**Segmento del documento:**
+ + + +
"Me desperté dos horas más tarde, con la boca seca y la mente por completo embotada. ¿Qué mierda estoy haciendo aquí?, me pregunté. Esa pregunta me la iba a repetir muchas veces en las horas y los días siguientes. El viaje, el clima, la ciudad, no sé cuál o si todo esto combinado, me había hecho perder todo vestigio de interés en la aventura emprendida. Como en los dibujos animados, apareció sobre mi cabeza un globito con la imagen de un chupetín y la palabra sucker. Durante la siesta había cambiado de personalidad y me había transformado una vez más en el animalito viejo, gordo y torpe que ocupa mi lugar demasiado a menudo. Y mientras me lavaba la cara con esa agua tibia ligeramente aceitosa, supe por qué: no había obedecido mi impulso natural -seguir a Roxana hasta Miserias y vivir con ella un romance maravilloso- y ahora el Ser Interior se vengaba robándome toda chispa de inteligencia y vitalidad. Temores. Conciencia estrecha. Inhibiciones. El Ser Interior tenía razón, como siempre".
+ + + +
**Fragmentos de registros:**
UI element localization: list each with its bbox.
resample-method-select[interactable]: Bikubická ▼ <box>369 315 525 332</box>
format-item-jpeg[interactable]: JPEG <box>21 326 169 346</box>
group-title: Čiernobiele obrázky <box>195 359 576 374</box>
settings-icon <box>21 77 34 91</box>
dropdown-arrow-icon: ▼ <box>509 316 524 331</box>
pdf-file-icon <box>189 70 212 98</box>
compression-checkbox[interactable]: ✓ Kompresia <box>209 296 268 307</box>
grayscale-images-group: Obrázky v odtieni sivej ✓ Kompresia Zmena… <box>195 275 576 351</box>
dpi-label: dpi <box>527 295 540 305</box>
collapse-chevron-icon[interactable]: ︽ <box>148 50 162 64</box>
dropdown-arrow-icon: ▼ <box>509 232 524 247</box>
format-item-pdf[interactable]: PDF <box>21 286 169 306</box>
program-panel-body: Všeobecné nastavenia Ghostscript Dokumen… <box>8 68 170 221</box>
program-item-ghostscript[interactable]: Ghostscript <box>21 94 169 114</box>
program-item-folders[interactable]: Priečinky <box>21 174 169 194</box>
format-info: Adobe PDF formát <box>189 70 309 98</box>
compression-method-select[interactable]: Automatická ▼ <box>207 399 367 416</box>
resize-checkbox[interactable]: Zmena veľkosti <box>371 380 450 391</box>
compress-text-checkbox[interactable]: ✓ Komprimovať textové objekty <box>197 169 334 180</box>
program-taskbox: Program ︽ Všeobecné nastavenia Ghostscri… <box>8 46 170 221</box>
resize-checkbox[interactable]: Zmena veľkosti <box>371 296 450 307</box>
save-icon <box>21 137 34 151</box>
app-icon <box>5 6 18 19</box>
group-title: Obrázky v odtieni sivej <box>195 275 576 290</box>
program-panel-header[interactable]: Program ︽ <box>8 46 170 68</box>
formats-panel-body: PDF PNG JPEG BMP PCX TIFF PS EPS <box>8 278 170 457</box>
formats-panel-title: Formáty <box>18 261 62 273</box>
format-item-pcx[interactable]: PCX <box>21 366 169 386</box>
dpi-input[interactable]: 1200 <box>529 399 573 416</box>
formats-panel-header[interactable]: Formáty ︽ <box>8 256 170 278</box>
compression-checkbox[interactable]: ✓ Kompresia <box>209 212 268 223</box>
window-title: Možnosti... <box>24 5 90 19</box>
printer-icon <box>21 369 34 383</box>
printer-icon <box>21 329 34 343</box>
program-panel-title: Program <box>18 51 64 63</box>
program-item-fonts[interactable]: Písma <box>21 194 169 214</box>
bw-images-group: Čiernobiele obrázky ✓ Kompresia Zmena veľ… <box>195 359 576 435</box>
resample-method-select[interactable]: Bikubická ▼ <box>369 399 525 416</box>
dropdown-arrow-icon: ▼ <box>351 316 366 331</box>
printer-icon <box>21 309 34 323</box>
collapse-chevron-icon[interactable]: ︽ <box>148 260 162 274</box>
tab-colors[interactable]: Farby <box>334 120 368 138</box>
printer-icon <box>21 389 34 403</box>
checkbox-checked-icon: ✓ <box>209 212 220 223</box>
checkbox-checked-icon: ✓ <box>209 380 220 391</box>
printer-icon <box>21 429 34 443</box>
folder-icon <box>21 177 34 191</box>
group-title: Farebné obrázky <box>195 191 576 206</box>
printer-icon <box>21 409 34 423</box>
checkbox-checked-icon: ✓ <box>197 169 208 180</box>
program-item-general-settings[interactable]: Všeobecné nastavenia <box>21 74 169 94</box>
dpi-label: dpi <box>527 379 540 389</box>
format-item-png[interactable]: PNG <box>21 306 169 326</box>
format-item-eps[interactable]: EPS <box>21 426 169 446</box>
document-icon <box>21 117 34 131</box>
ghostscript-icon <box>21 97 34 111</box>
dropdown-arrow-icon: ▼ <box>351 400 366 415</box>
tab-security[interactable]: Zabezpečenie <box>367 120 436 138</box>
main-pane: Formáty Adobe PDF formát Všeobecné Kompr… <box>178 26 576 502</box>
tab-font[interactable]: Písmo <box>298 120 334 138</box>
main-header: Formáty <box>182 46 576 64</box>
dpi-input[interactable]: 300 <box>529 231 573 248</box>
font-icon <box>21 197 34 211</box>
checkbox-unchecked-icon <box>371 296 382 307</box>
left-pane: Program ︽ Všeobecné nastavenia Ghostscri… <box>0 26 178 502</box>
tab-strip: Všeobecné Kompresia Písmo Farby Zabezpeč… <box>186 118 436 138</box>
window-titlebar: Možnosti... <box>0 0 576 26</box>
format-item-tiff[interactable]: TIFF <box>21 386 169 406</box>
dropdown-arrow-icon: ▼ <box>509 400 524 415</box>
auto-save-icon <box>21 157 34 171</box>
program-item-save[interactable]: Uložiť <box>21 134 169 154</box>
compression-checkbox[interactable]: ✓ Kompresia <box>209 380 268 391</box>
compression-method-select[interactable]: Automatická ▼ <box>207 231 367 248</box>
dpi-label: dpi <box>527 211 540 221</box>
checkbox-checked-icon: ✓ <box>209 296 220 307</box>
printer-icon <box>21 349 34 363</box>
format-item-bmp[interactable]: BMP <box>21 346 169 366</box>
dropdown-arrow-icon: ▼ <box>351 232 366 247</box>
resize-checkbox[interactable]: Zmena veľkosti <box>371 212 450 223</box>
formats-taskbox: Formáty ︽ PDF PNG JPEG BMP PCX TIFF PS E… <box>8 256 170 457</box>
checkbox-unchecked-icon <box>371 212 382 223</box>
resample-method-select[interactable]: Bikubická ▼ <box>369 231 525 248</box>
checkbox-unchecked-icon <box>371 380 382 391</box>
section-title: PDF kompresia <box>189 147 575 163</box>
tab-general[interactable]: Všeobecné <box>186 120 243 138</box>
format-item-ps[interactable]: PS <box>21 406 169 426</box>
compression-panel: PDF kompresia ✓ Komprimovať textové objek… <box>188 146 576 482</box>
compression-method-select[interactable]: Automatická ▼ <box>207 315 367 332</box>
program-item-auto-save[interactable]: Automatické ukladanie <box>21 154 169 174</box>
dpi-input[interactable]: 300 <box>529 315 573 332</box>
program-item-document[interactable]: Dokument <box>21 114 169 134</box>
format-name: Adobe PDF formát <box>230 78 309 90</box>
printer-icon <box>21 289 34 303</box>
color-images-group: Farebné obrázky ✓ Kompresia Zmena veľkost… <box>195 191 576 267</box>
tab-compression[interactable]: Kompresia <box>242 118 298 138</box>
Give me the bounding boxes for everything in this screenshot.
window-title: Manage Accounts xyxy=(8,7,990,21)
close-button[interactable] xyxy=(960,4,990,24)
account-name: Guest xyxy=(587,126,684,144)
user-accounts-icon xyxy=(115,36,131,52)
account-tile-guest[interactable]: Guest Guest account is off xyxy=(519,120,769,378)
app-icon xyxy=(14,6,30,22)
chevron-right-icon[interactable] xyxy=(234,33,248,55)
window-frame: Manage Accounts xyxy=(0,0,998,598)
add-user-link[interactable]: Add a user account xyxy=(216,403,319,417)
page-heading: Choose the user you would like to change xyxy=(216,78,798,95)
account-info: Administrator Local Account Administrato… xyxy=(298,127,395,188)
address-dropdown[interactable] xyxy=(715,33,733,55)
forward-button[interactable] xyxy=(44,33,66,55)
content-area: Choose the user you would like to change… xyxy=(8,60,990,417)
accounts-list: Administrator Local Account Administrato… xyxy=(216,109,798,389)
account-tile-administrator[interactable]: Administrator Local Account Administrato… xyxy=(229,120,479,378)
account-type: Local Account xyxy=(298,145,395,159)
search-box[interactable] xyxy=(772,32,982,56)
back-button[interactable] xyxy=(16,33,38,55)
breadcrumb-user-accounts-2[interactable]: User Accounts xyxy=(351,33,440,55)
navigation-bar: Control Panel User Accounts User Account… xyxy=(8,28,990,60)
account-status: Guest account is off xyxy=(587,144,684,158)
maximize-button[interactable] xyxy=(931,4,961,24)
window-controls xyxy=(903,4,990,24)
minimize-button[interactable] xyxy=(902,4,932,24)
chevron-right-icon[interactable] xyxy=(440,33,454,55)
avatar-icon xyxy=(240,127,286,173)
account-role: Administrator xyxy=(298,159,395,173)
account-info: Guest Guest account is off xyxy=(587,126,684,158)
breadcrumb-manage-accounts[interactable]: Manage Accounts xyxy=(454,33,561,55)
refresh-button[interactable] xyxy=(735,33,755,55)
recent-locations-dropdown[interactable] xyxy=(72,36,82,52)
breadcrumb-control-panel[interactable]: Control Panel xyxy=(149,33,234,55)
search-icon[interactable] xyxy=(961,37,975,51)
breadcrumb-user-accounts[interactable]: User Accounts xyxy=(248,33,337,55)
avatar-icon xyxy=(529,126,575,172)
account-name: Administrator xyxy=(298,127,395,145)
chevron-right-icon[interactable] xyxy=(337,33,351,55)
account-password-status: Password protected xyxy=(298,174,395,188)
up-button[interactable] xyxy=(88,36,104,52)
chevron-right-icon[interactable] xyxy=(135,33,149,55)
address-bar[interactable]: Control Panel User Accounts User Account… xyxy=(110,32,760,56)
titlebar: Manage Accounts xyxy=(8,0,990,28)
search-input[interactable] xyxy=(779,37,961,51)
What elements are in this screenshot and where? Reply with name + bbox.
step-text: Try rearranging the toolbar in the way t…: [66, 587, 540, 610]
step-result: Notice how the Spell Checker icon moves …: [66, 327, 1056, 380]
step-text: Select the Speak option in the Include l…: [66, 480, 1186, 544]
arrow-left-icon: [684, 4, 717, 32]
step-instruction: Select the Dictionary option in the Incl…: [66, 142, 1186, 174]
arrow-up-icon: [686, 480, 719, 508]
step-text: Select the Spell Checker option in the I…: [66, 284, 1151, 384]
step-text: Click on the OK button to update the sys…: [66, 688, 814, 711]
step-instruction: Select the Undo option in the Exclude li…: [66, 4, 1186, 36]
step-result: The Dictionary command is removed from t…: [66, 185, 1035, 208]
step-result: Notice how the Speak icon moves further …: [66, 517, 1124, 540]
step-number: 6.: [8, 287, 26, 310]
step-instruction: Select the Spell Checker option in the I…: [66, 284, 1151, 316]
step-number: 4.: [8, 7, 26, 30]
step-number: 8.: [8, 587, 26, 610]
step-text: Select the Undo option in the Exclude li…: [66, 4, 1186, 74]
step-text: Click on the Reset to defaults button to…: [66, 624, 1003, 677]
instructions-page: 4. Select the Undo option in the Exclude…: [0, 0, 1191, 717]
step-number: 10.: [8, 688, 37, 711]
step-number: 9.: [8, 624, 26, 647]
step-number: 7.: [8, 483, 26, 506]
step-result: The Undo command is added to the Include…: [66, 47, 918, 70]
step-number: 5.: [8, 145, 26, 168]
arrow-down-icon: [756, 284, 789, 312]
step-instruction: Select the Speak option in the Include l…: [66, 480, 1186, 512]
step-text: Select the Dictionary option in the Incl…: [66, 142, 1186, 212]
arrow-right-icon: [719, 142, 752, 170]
+ + + +
**Ejercicio:**
Enumere los factores que, según el segmento del documento, pudieron hacer que quien narra perdiera todo interés en la aventura emprendida.

**Respuesta:**
- El viaje
- El clima
- La ciudad